(TRAVAIL À FAIRE):
1. Dans le texte extrait, quelle date accompagne le billet intitulé « Le travail » ?
2. Recopiez le passage du texte extrait compris entre « Tu resterais chez » et « t'endormir ce soir. », ces deux bornes incluses.

(TEXTE EXTRAIT):
_____
Tu resterais chez toi et ils t'enverraient leurs souvenirs.
Que retenir du tourisme si ce ne sont les traces mémorielles ?

mardi 12 juillet 2022

Le travail [ça fait mal…]

 
 
Le soir c'est une souffrance de devoir se coucher tôt pour être en forme dans la journée du lendemain. On abandonne ses amis à table, on ampute sa série impeccable, on renonce aux plaisirs de la chair, à se frotter l'un à l'autre comme deux allumettes dans un grand désir d'incendie. 
 
Le soir c'est une tristesse de ne pas y parvenir. Les aiguilles de l'horloge sont plus rapides que la vie dont on se passe. Malgré les renoncements à tout un tas d'activités de détente, on se couche trop tard et stressé de ce retard. Comme tu vas manquer de sommeil demain, ton cerveau t'empêche de t'endormir ce soir.

Le matin est une douleur.  Pendant qu'un songe érotique t'habite, quel que soit ton mode de réveil, c'est toujours trop tôt.

C'est une déchirure de laisser ses petits à la crèche parce que notre place est exigée ailleurs. De les confier à d'autres gens dont c'est l'emploi (et qui, vraisemblablement laisse eux mêmes leurs petits à d'autres gens dans une grande chaîne dont la stupidité saute aux yeux).

La lutte est difficile durant la matinée, alors que l'horloge démontre la relativité du temps en renonçant à avancer, alors que tu viens de te surprendre à sursauter des yeux devant ton écran, alors que ton corps t'informe par tous les moyens à sa disposition qu'il y a urgence à se reposer, de faire comme si ton existence tout entière était absorbée par l'importance de ce boulot.

Le travail n'est pas compatible avec notre mode de vie.

Le travail n'est pas compatible avec une vie saine et respectueuse de notre organisme.

Un salaire nous suffirait.

[Source image]

mardi 15 mars 2022

Le chômage [aux armes, citoyens !]


 

Nous vivons dans ce que nous appelons une démocratie républicaine. Ça veut dire que régulièrement, tu choisis des gens pour te représenter et défendre tes droits au sein des Institutions qui sont les piliers de cette République.
_____
(DONNÉES FOURNIES):
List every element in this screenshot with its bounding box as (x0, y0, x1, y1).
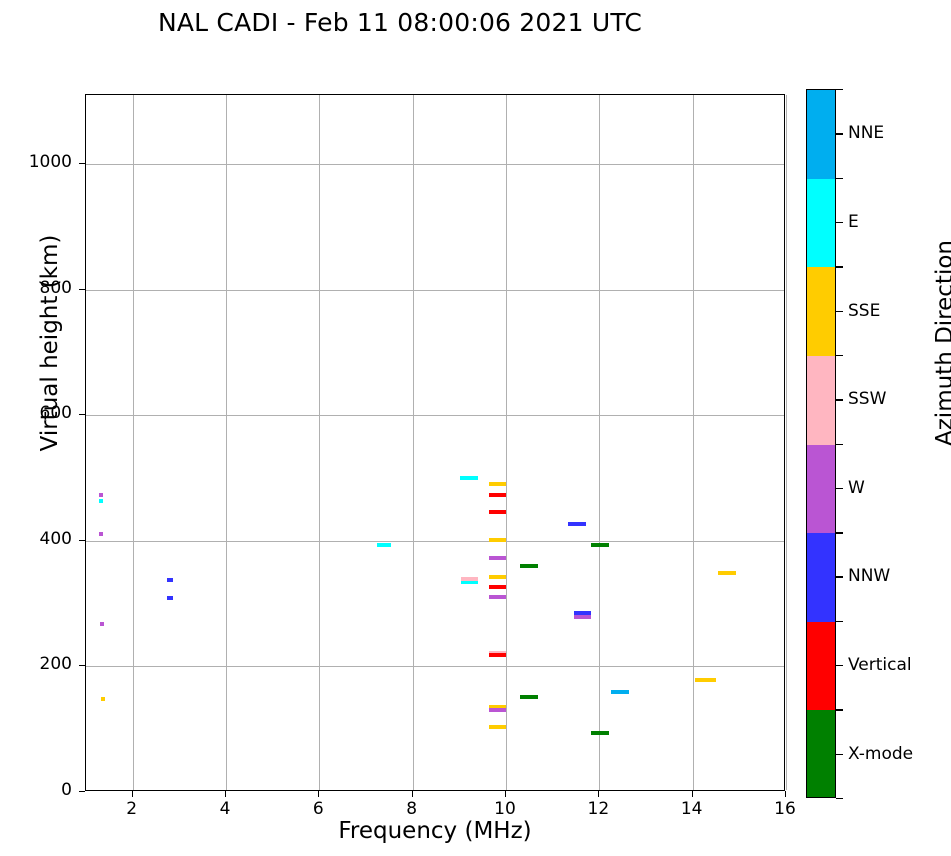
colorbar-tick (836, 754, 843, 755)
data-point (99, 532, 103, 536)
data-point (377, 543, 391, 547)
colorbar-boundary-tick (836, 621, 843, 622)
y-axis-tick (79, 163, 85, 164)
colorbar-tick (836, 222, 843, 223)
colorbar-boundary-tick (836, 178, 843, 179)
x-axis-tick-label: 14 (662, 799, 722, 819)
y-axis-tick (79, 540, 85, 541)
data-point (591, 543, 609, 547)
gridline-vertical (319, 95, 320, 790)
y-axis-tick (79, 665, 85, 666)
colorbar-segment-e (807, 179, 835, 268)
colorbar-label-w: W (848, 478, 865, 498)
data-point (461, 580, 479, 584)
data-point (520, 564, 538, 568)
data-point (489, 653, 507, 657)
data-point (100, 622, 104, 626)
colorbar-segment-nnw (807, 533, 835, 622)
data-point (489, 595, 507, 599)
colorbar-label-vertical: Vertical (848, 655, 912, 675)
colorbar-tick (836, 311, 843, 312)
data-point (101, 697, 105, 701)
x-axis-tick-label: 12 (568, 799, 628, 819)
x-axis-tick-label: 4 (195, 799, 255, 819)
x-axis-tick-label: 10 (475, 799, 535, 819)
colorbar (806, 89, 836, 798)
x-axis-tick (318, 791, 319, 797)
data-point (489, 538, 507, 542)
y-axis-label: Virtual height (km) (37, 143, 63, 543)
colorbar-boundary-tick (836, 709, 843, 710)
x-axis-tick-label: 8 (382, 799, 442, 819)
gridline-vertical (786, 95, 787, 790)
data-point (568, 522, 586, 526)
colorbar-label-sse: SSE (848, 301, 880, 321)
gridline-vertical (226, 95, 227, 790)
x-axis-tick (505, 791, 506, 797)
colorbar-segment-sse (807, 267, 835, 356)
data-point (574, 611, 592, 615)
y-axis-tick (79, 414, 85, 415)
data-point (99, 499, 103, 503)
colorbar-title: Azimuth Direction (932, 143, 951, 543)
x-axis-label: Frequency (MHz) (85, 818, 785, 844)
colorbar-segment-w (807, 445, 835, 534)
x-axis-tick (692, 791, 693, 797)
gridline-vertical (599, 95, 600, 790)
y-axis-tick-label: 0 (0, 780, 72, 800)
data-point (489, 575, 507, 579)
data-point (718, 571, 736, 575)
colorbar-tick (836, 576, 843, 577)
page-title: NAL CADI - Feb 11 08:00:06 2021 UTC (0, 8, 800, 37)
data-point (489, 585, 507, 589)
x-axis-tick (225, 791, 226, 797)
data-point (695, 678, 716, 682)
data-point (489, 510, 507, 514)
colorbar-segment-vertical (807, 622, 835, 711)
gridline-horizontal (86, 290, 784, 291)
data-point (489, 482, 507, 486)
colorbar-tick (836, 665, 843, 666)
data-point (489, 493, 507, 497)
data-point (489, 556, 507, 560)
colorbar-segment-nne (807, 90, 835, 179)
data-point (489, 725, 507, 729)
ionogram-figure: NAL CADI - Feb 11 08:00:06 2021 UTC 2468… (0, 0, 951, 856)
gridline-vertical (413, 95, 414, 790)
colorbar-tick (836, 399, 843, 400)
x-axis-tick (598, 791, 599, 797)
colorbar-segment-ssw (807, 356, 835, 445)
data-point (167, 578, 173, 582)
colorbar-label-nnw: NNW (848, 566, 890, 586)
colorbar-boundary-tick (836, 89, 843, 90)
data-point (99, 493, 103, 497)
x-axis-tick (412, 791, 413, 797)
gridline-horizontal (86, 415, 784, 416)
colorbar-boundary-tick (836, 532, 843, 533)
data-point (460, 476, 478, 480)
data-point (489, 708, 507, 712)
colorbar-boundary-tick (836, 798, 843, 799)
colorbar-tick (836, 488, 843, 489)
gridline-vertical (693, 95, 694, 790)
plot-area (85, 94, 785, 791)
gridline-vertical (506, 95, 507, 790)
data-point (461, 577, 479, 581)
gridline-horizontal (86, 164, 784, 165)
colorbar-segment-x-mode (807, 710, 835, 798)
x-axis-tick-label: 2 (102, 799, 162, 819)
data-point (167, 596, 173, 600)
colorbar-label-e: E (848, 212, 859, 232)
colorbar-boundary-tick (836, 266, 843, 267)
x-axis-tick (785, 791, 786, 797)
data-point (611, 690, 629, 694)
data-point (574, 615, 592, 619)
gridline-horizontal (86, 541, 784, 542)
gridline-horizontal (86, 666, 784, 667)
x-axis-tick-label: 6 (288, 799, 348, 819)
data-point (591, 731, 609, 735)
x-axis-tick-label: 16 (755, 799, 815, 819)
colorbar-tick (836, 133, 843, 134)
y-axis-tick (79, 289, 85, 290)
x-axis-tick (132, 791, 133, 797)
colorbar-boundary-tick (836, 444, 843, 445)
colorbar-label-ssw: SSW (848, 389, 886, 409)
colorbar-label-x-mode: X-mode (848, 744, 913, 764)
colorbar-label-nne: NNE (848, 123, 884, 143)
data-point (520, 695, 538, 699)
gridline-vertical (133, 95, 134, 790)
y-axis-tick-label: 200 (0, 654, 72, 674)
y-axis-tick (79, 791, 85, 792)
colorbar-boundary-tick (836, 355, 843, 356)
_____
(RÉPONSES PAR TÂCHE):
1. Le mardi 12 juillet 2022.

2.
Tu resterais chez toi et ils t'enverraient leurs souvenirs.
Que retenir du tourisme si ce ne sont les traces mémorielles ?

mardi 12 juillet 2022

Le travail [ça fait mal…]

 
 
Le soir c'est une souffrance de devoir se coucher tôt pour être en forme dans la journée du lendemain. On abandonne ses amis à table, on ampute sa série impeccable, on renonce aux plaisirs de la chair, à se frotter l'un à l'autre comme deux allumettes dans un grand désir d'incendie. 
 
Le soir c'est une tristesse de ne pas y parvenir. Les aiguilles de l'horloge sont plus rapides que la vie dont on se passe. Malgré les renoncements à tout un tas d'activités de détente, on se couche trop tard et stressé de ce retard. Comme tu vas manquer de sommeil demain, ton cerveau t'empêche de t'endormir ce soir.